§ PROBLEM STATEMENT: Write the records out again exactly, leaving no images in.
Begin THE RECORDS
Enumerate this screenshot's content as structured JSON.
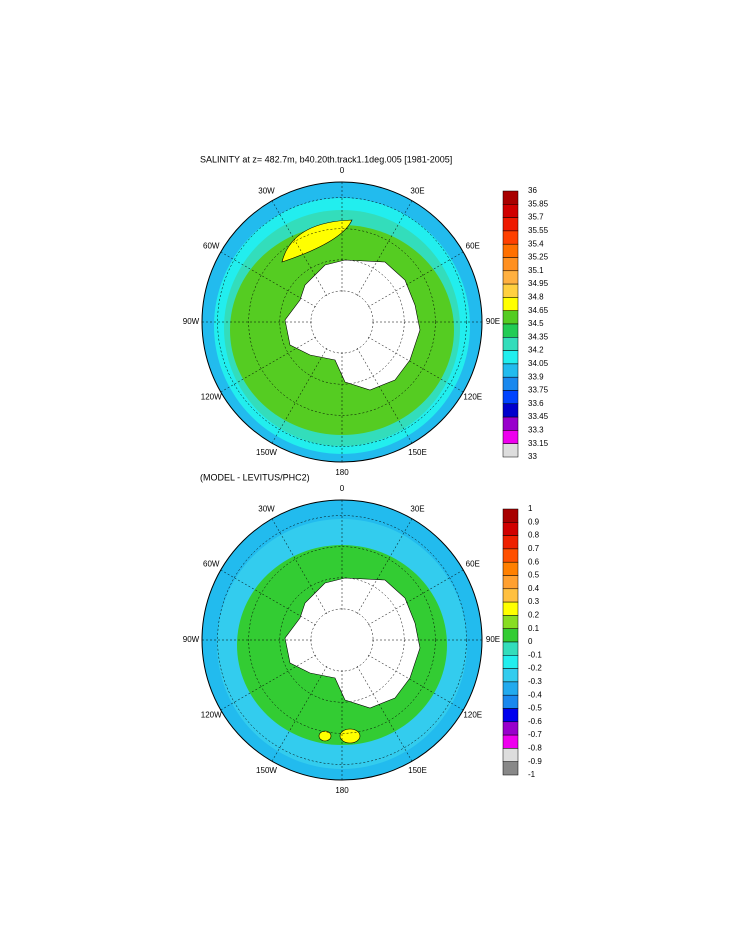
{
  "panels": [
    {
      "title": "SALINITY at z= 482.7m, b40.20th.track1.1deg.005 [1981-2005]",
      "lon_labels": [
        "0",
        "30E",
        "60E",
        "90E",
        "120E",
        "150E",
        "180",
        "150W",
        "120W",
        "90W",
        "60W",
        "30W"
      ],
      "colorbar": {
        "labels": [
          "36",
          "35.85",
          "35.7",
          "35.55",
          "35.4",
          "35.25",
          "35.1",
          "34.95",
          "34.8",
          "34.65",
          "34.5",
          "34.35",
          "34.2",
          "34.05",
          "33.9",
          "33.75",
          "33.6",
          "33.45",
          "33.3",
          "33.15",
          "33"
        ],
        "colors": [
          "#a80000",
          "#d00000",
          "#ee1a00",
          "#ff4000",
          "#ff7000",
          "#ff9020",
          "#ffb040",
          "#ffd040",
          "#ffff00",
          "#55cc22",
          "#22cc55",
          "#33ddbb",
          "#22eeee",
          "#22bbee",
          "#1a88ee",
          "#0044ff",
          "#0000cc",
          "#9900cc",
          "#ee00ee",
          "#dddddd"
        ]
      }
    },
    {
      "title": "(MODEL - LEVITUS/PHC2)",
      "lon_labels": [
        "0",
        "30E",
        "60E",
        "90E",
        "120E",
        "150E",
        "180",
        "150W",
        "120W",
        "90W",
        "60W",
        "30W"
      ],
      "colorbar": {
        "labels": [
          "1",
          "0.9",
          "0.8",
          "0.7",
          "0.6",
          "0.5",
          "0.4",
          "0.3",
          "0.2",
          "0.1",
          "0",
          "-0.1",
          "-0.2",
          "-0.3",
          "-0.4",
          "-0.5",
          "-0.6",
          "-0.7",
          "-0.8",
          "-0.9",
          "-1"
        ],
        "colors": [
          "#a80000",
          "#d00000",
          "#ee2000",
          "#ff5000",
          "#ff8000",
          "#ffa030",
          "#ffc040",
          "#ffff00",
          "#88dd22",
          "#33cc33",
          "#33ddbb",
          "#22eeee",
          "#33ccee",
          "#22aaee",
          "#1a88ee",
          "#0000ee",
          "#9900cc",
          "#ee00ee",
          "#dddddd",
          "#888888"
        ]
      }
    }
  ]
}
End THE RECORDS
§ REPLY TO THE TASK:
Enumerate this screenshot's content as structured JSON.
{
  "panels": [
    {
      "title": "SALINITY at z= 482.7m, b40.20th.track1.1deg.005 [1981-2005]",
      "lon_labels": [
        "0",
        "30E",
        "60E",
        "90E",
        "120E",
        "150E",
        "180",
        "150W",
        "120W",
        "90W",
        "60W",
        "30W"
      ],
      "colorbar": {
        "labels": [
          "36",
          "35.85",
          "35.7",
          "35.55",
          "35.4",
          "35.25",
          "35.1",
          "34.95",
          "34.8",
          "34.65",
          "34.5",
          "34.35",
          "34.2",
          "34.05",
          "33.9",
          "33.75",
          "33.6",
          "33.45",
          "33.3",
          "33.15",
          "33"
        ],
        "colors": [
          "#a80000",
          "#d00000",
          "#ee1a00",
          "#ff4000",
          "#ff7000",
          "#ff9020",
          "#ffb040",
          "#ffd040",
          "#ffff00",
          "#55cc22",
          "#22cc55",
          "#33ddbb",
          "#22eeee",
          "#22bbee",
          "#1a88ee",
          "#0044ff",
          "#0000cc",
          "#9900cc",
          "#ee00ee",
          "#dddddd"
        ]
      }
    },
    {
      "title": "(MODEL - LEVITUS/PHC2)",
      "lon_labels": [
        "0",
        "30E",
        "60E",
        "90E",
        "120E",
        "150E",
        "180",
        "150W",
        "120W",
        "90W",
        "60W",
        "30W"
      ],
      "colorbar": {
        "labels": [
          "1",
          "0.9",
          "0.8",
          "0.7",
          "0.6",
          "0.5",
          "0.4",
          "0.3",
          "0.2",
          "0.1",
          "0",
          "-0.1",
          "-0.2",
          "-0.3",
          "-0.4",
          "-0.5",
          "-0.6",
          "-0.7",
          "-0.8",
          "-0.9",
          "-1"
        ],
        "colors": [
          "#a80000",
          "#d00000",
          "#ee2000",
          "#ff5000",
          "#ff8000",
          "#ffa030",
          "#ffc040",
          "#ffff00",
          "#88dd22",
          "#33cc33",
          "#33ddbb",
          "#22eeee",
          "#33ccee",
          "#22aaee",
          "#1a88ee",
          "#0000ee",
          "#9900cc",
          "#ee00ee",
          "#dddddd",
          "#888888"
        ]
      }
    }
  ]
}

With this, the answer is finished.